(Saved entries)
START

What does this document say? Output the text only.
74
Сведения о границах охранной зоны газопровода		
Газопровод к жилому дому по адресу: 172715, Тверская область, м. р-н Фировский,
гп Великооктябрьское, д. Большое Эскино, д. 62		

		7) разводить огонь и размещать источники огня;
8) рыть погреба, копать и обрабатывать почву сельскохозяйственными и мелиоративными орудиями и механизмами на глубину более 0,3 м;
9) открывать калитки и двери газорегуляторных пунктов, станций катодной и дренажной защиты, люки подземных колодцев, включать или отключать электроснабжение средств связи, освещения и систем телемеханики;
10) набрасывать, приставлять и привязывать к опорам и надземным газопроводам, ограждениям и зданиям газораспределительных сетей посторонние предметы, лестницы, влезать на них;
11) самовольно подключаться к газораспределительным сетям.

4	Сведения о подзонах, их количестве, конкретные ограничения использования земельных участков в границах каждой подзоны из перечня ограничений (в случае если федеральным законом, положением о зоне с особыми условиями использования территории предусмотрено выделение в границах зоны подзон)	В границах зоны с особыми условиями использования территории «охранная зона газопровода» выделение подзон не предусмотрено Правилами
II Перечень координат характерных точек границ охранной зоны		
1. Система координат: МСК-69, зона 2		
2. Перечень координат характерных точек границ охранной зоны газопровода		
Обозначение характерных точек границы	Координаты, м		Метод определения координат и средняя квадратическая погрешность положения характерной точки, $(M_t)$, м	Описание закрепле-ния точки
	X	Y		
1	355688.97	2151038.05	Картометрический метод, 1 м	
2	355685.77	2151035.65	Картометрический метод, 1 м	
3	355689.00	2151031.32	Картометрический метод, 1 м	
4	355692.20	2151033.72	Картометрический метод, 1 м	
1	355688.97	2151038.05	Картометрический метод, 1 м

END
START

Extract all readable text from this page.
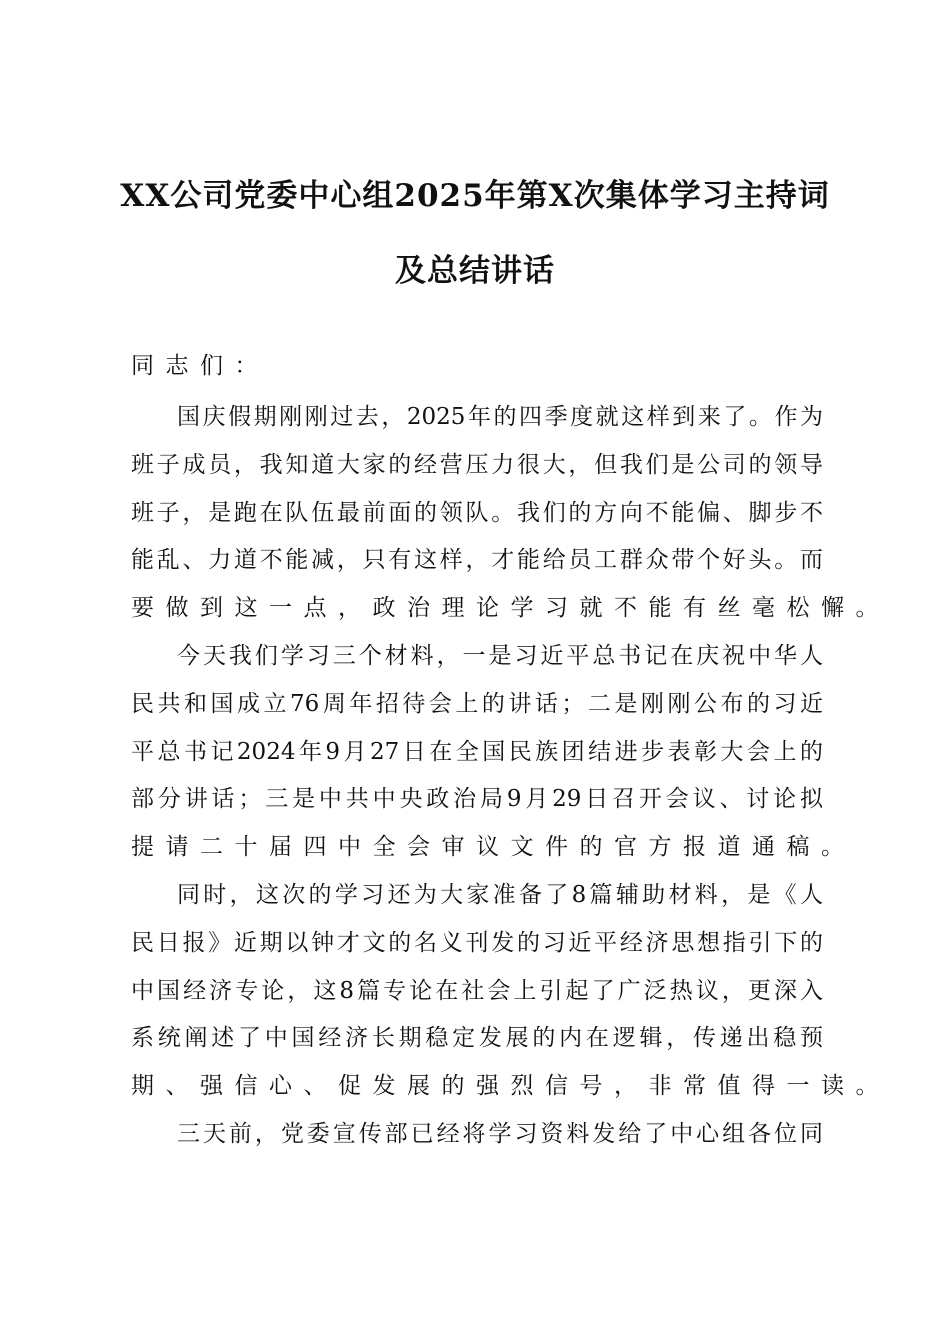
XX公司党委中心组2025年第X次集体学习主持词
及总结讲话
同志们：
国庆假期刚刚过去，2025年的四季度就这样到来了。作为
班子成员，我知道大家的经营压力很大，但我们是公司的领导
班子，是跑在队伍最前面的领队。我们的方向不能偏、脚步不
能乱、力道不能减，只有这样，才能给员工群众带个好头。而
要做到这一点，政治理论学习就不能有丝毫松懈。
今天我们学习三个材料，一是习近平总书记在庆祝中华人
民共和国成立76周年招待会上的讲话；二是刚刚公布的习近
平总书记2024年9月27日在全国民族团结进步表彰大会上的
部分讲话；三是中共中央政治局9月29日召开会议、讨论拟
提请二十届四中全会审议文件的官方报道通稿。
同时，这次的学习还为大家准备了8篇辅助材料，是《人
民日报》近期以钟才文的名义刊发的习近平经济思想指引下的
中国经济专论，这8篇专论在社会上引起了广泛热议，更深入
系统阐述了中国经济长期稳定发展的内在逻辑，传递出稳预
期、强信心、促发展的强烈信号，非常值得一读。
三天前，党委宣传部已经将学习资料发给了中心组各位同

END

> [PROBLEM] In the material above, tally every line with the string "точек" in it, then give that number alone.

> [ANSWER FOR THE TASK] 3